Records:
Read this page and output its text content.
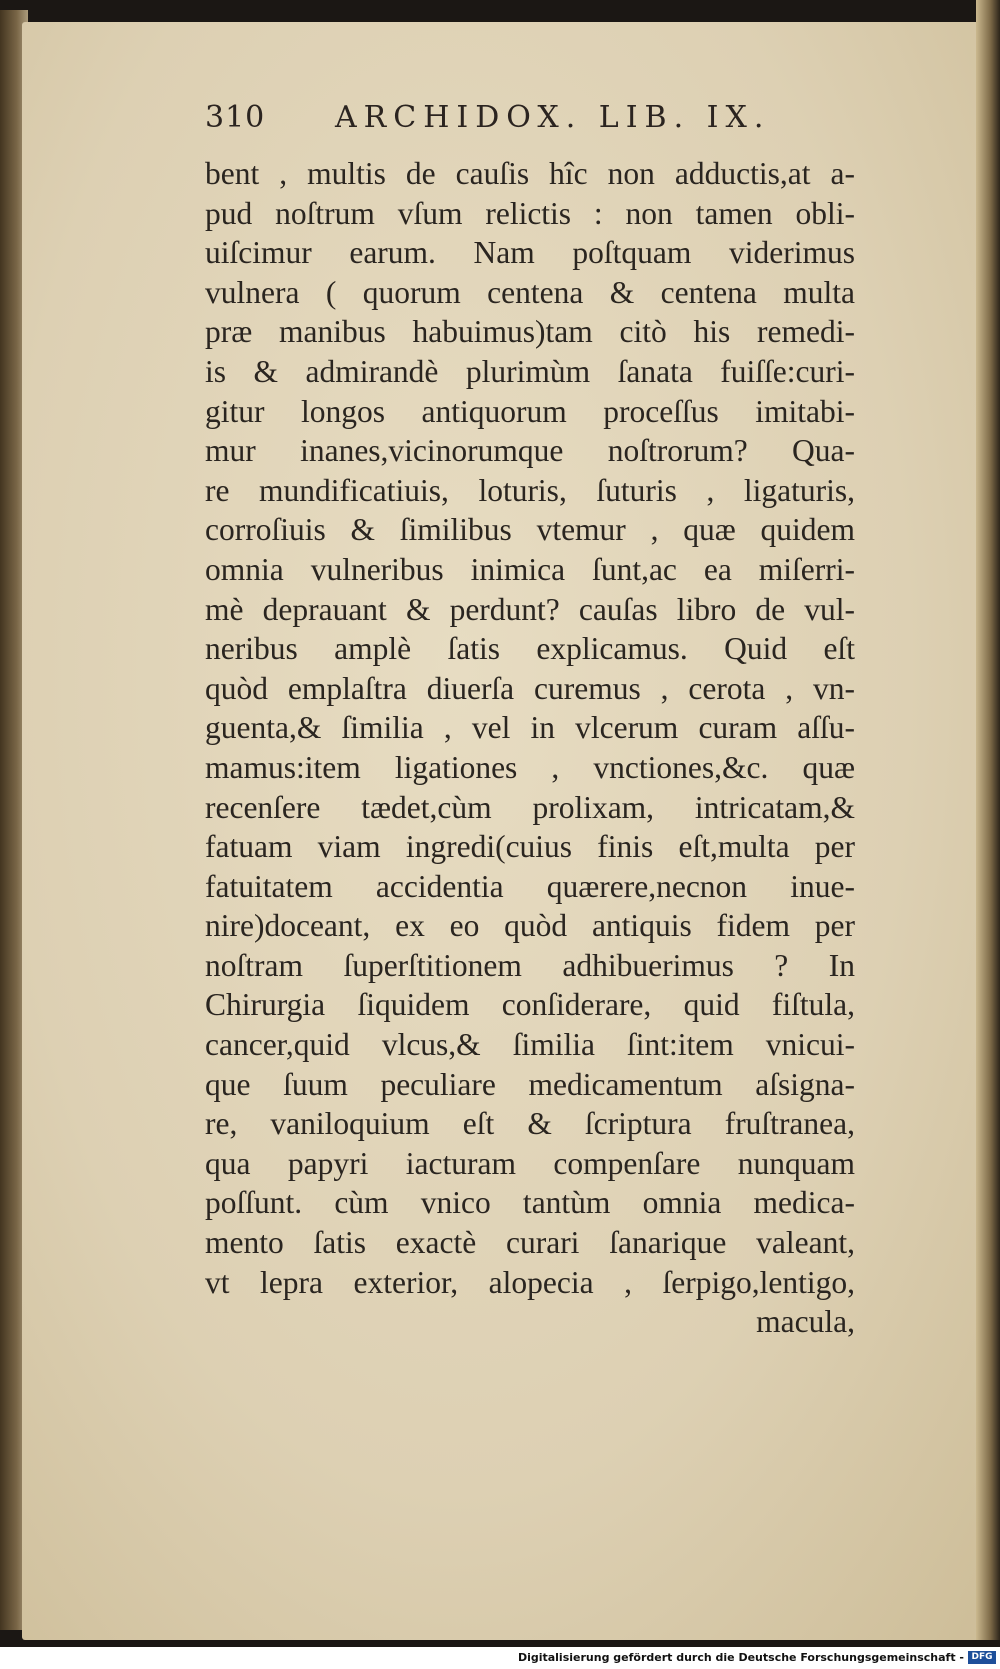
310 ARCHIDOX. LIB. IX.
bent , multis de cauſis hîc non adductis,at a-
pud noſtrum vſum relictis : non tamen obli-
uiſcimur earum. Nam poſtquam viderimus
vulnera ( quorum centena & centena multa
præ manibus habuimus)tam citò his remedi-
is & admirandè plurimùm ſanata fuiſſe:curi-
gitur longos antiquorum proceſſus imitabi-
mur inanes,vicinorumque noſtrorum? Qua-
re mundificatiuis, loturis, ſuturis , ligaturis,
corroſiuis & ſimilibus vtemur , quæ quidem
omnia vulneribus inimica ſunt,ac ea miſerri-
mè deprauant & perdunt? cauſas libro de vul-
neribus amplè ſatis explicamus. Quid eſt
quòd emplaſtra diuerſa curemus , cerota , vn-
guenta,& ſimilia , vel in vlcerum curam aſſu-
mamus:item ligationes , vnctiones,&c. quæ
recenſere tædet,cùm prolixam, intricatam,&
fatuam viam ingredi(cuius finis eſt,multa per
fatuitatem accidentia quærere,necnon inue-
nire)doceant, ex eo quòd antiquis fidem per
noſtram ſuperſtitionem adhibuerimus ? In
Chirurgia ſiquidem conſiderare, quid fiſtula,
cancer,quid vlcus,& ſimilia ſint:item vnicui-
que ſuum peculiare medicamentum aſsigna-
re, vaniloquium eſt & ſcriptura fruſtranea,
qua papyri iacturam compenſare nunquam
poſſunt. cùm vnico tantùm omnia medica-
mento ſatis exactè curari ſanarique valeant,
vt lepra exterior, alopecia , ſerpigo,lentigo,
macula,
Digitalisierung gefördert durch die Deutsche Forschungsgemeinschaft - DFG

- **The problem**
Exclude the pictures. Write out the remaining data exactly.

- **Expected output**
Read this page and output its text content.
310 ARCHIDOX. LIB. IX.
bent , multis de cauſis hîc non adductis,at a-
pud noſtrum vſum relictis : non tamen obli-
uiſcimur earum. Nam poſtquam viderimus
vulnera ( quorum centena & centena multa
præ manibus habuimus)tam citò his remedi-
is & admirandè plurimùm ſanata fuiſſe:curi-
gitur longos antiquorum proceſſus imitabi-
mur inanes,vicinorumque noſtrorum? Qua-
re mundificatiuis, loturis, ſuturis , ligaturis,
corroſiuis & ſimilibus vtemur , quæ quidem
omnia vulneribus inimica ſunt,ac ea miſerri-
mè deprauant & perdunt? cauſas libro de vul-
neribus amplè ſatis explicamus. Quid eſt
quòd emplaſtra diuerſa curemus , cerota , vn-
guenta,& ſimilia , vel in vlcerum curam aſſu-
mamus:item ligationes , vnctiones,&c. quæ
recenſere tædet,cùm prolixam, intricatam,&
fatuam viam ingredi(cuius finis eſt,multa per
fatuitatem accidentia quærere,necnon inue-
nire)doceant, ex eo quòd antiquis fidem per
noſtram ſuperſtitionem adhibuerimus ? In
Chirurgia ſiquidem conſiderare, quid fiſtula,
cancer,quid vlcus,& ſimilia ſint:item vnicui-
que ſuum peculiare medicamentum aſsigna-
re, vaniloquium eſt & ſcriptura fruſtranea,
qua papyri iacturam compenſare nunquam
poſſunt. cùm vnico tantùm omnia medica-
mento ſatis exactè curari ſanarique valeant,
vt lepra exterior, alopecia , ſerpigo,lentigo,
macula,
Digitalisierung gefördert durch die Deutsche Forschungsgemeinschaft - DFG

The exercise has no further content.